* BEGIN Data listing *

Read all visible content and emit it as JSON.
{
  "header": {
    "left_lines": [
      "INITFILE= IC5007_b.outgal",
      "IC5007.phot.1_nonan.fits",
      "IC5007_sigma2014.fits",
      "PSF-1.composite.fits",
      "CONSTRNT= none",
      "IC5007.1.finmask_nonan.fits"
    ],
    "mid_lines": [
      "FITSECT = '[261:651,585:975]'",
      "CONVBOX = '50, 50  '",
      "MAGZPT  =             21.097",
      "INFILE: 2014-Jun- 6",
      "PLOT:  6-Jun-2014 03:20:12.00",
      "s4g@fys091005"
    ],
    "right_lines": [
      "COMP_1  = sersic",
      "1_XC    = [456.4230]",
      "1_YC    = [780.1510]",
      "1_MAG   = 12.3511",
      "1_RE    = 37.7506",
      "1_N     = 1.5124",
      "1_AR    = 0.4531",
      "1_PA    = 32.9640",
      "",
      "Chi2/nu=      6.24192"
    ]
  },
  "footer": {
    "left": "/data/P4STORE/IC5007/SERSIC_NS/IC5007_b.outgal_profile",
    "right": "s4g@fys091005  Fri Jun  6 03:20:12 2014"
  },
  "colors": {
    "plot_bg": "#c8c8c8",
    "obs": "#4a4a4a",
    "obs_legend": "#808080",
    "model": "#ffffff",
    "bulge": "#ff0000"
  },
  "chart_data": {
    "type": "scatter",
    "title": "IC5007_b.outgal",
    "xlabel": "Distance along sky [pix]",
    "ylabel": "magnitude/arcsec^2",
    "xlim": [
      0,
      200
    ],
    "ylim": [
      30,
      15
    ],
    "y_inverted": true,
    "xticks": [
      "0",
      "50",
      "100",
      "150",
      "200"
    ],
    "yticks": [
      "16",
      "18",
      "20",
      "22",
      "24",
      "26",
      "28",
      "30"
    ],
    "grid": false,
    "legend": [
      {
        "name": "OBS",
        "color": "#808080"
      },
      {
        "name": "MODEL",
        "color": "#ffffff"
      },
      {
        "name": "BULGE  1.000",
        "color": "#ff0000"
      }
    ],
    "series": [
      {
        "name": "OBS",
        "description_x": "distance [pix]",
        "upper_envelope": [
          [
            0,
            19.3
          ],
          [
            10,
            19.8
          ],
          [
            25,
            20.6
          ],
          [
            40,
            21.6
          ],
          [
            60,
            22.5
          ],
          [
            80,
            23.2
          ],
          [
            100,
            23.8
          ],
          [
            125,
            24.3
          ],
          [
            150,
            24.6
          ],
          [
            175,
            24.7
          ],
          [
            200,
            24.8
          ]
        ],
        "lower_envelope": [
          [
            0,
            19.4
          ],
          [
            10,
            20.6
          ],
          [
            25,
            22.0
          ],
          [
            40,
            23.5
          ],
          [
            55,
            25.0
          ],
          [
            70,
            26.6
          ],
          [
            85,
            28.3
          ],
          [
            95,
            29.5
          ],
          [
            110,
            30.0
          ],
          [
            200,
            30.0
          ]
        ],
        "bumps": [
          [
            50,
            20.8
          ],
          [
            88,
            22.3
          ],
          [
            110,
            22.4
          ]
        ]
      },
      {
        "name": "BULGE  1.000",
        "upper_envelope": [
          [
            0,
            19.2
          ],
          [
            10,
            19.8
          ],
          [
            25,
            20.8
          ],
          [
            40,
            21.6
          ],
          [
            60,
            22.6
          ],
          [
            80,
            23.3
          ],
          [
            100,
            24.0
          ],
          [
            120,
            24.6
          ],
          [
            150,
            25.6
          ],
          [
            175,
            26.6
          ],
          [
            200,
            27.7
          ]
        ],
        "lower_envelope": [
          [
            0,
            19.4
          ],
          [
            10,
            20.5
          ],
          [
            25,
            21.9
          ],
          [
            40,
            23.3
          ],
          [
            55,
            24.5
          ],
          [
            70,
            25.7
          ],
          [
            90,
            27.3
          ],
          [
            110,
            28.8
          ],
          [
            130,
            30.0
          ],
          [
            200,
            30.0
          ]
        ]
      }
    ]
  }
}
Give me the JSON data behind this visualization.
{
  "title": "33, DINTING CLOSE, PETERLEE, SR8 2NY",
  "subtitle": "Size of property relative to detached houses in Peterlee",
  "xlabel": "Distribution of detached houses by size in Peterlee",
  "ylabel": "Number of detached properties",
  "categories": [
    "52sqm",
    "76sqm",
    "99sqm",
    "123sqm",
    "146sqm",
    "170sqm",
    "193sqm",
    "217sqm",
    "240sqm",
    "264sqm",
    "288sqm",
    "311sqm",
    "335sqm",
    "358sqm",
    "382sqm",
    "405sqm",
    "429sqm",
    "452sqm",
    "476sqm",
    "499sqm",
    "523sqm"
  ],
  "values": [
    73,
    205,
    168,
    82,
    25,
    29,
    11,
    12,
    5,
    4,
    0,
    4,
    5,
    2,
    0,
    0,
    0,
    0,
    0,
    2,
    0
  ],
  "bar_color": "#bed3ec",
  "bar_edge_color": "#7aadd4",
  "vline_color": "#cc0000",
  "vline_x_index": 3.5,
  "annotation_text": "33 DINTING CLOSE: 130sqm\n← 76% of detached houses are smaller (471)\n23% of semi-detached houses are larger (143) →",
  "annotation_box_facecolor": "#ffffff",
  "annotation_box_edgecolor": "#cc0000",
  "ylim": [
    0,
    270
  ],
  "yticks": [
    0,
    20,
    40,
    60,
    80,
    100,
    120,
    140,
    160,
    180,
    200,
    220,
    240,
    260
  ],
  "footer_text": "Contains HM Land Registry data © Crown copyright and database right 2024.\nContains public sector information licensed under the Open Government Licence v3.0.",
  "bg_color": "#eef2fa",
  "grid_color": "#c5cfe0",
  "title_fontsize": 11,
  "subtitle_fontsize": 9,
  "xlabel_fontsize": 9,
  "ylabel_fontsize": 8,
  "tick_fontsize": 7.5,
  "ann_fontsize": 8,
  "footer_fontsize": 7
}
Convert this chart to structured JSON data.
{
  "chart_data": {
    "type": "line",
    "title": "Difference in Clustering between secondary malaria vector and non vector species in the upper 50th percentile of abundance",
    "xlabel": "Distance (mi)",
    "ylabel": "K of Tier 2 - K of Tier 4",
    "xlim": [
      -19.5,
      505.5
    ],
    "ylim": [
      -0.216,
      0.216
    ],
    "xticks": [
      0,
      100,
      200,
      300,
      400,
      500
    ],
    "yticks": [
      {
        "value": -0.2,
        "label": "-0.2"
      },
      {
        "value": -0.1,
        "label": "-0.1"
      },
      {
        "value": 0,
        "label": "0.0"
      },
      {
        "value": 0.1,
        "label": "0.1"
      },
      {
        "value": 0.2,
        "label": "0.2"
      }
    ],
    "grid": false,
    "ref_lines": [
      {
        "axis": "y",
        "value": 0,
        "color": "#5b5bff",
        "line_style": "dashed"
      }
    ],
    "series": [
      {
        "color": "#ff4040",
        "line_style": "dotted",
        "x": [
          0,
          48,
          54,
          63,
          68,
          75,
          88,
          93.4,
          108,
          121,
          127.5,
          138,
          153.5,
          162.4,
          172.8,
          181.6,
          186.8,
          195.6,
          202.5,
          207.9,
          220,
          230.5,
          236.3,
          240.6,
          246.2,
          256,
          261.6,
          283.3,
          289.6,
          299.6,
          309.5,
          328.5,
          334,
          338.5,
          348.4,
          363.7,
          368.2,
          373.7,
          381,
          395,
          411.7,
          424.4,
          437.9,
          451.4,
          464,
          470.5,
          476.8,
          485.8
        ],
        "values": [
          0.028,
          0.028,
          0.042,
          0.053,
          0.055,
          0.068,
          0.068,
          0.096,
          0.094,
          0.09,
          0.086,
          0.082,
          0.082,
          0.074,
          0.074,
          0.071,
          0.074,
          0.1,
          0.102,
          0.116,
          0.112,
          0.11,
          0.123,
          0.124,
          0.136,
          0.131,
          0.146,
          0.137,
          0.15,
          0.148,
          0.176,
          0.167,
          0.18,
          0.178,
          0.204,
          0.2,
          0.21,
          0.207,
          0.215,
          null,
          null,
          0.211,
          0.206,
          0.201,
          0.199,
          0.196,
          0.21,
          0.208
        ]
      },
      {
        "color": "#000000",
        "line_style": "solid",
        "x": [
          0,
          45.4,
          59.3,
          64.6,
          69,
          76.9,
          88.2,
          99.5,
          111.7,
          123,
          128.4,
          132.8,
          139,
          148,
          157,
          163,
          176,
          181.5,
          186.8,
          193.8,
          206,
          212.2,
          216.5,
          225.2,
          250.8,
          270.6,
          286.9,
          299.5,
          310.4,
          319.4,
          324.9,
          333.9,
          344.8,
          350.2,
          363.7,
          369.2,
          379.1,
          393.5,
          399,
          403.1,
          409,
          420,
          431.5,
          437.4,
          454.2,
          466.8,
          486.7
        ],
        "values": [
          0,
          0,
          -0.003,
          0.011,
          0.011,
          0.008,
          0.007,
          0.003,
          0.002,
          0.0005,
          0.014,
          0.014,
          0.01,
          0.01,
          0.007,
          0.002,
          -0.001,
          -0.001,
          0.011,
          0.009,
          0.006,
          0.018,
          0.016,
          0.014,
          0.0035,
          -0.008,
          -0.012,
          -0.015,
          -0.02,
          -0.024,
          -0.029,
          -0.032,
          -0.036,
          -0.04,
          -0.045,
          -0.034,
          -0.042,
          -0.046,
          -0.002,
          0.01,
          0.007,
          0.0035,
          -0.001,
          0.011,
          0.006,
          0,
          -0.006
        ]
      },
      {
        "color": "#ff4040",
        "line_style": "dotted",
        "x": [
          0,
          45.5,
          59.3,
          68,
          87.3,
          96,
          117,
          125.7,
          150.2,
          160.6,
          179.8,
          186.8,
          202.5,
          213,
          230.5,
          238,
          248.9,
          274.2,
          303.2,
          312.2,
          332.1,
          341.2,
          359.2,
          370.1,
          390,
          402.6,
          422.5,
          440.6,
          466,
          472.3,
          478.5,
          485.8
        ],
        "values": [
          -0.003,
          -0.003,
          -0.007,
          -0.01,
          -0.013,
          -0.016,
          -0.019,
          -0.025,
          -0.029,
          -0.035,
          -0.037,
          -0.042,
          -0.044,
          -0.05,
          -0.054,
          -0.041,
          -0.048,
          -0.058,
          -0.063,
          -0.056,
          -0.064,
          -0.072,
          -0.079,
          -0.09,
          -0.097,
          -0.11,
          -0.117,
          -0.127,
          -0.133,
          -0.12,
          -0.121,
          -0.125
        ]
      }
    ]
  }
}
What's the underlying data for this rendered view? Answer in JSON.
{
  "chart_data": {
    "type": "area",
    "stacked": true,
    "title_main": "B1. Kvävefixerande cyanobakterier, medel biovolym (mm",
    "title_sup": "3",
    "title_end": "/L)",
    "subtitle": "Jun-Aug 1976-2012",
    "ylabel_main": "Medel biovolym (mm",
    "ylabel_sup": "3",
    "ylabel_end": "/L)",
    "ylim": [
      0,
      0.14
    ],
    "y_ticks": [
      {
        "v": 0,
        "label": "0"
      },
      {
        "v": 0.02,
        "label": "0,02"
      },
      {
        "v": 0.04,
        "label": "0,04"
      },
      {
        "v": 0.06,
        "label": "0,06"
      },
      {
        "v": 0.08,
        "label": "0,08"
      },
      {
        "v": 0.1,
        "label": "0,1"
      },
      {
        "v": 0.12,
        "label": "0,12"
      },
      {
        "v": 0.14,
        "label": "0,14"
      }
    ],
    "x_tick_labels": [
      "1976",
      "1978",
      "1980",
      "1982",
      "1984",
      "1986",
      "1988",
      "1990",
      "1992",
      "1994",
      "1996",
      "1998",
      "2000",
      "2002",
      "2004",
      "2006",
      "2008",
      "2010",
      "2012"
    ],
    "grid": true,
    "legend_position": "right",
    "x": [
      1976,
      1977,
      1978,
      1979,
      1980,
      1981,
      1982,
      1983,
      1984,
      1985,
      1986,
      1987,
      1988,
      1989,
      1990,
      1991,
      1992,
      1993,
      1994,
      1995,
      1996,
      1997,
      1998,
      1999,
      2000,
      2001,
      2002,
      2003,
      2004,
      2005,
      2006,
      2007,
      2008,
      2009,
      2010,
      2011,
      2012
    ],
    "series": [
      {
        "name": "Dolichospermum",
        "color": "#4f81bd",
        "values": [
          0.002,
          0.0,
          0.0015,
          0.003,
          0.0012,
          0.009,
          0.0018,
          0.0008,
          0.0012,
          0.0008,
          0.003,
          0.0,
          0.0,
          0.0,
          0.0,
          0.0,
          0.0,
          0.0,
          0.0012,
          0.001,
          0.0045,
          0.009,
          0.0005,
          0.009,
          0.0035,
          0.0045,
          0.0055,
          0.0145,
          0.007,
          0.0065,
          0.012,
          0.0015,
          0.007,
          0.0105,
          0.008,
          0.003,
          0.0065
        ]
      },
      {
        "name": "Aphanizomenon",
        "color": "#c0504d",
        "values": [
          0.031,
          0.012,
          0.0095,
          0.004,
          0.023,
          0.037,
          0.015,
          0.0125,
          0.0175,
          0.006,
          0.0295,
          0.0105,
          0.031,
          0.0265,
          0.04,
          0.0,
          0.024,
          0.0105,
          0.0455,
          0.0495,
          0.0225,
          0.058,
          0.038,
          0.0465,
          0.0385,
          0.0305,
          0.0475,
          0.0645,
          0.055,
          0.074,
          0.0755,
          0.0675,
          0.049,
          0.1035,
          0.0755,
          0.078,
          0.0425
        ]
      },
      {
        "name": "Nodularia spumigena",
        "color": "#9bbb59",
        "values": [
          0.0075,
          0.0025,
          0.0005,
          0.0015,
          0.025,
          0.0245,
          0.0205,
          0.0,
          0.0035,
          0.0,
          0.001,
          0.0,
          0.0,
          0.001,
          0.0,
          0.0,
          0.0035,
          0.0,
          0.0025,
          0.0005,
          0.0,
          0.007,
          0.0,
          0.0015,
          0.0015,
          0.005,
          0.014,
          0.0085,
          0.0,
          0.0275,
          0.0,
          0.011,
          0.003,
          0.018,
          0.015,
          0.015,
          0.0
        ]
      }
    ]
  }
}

* END Data listing *

_Aim of the task_: Which lines contain "true"? Copy each of them out.

_Response to this exercise_:
    "y_inverted": true,
    "stacked": true,
    "grid": true,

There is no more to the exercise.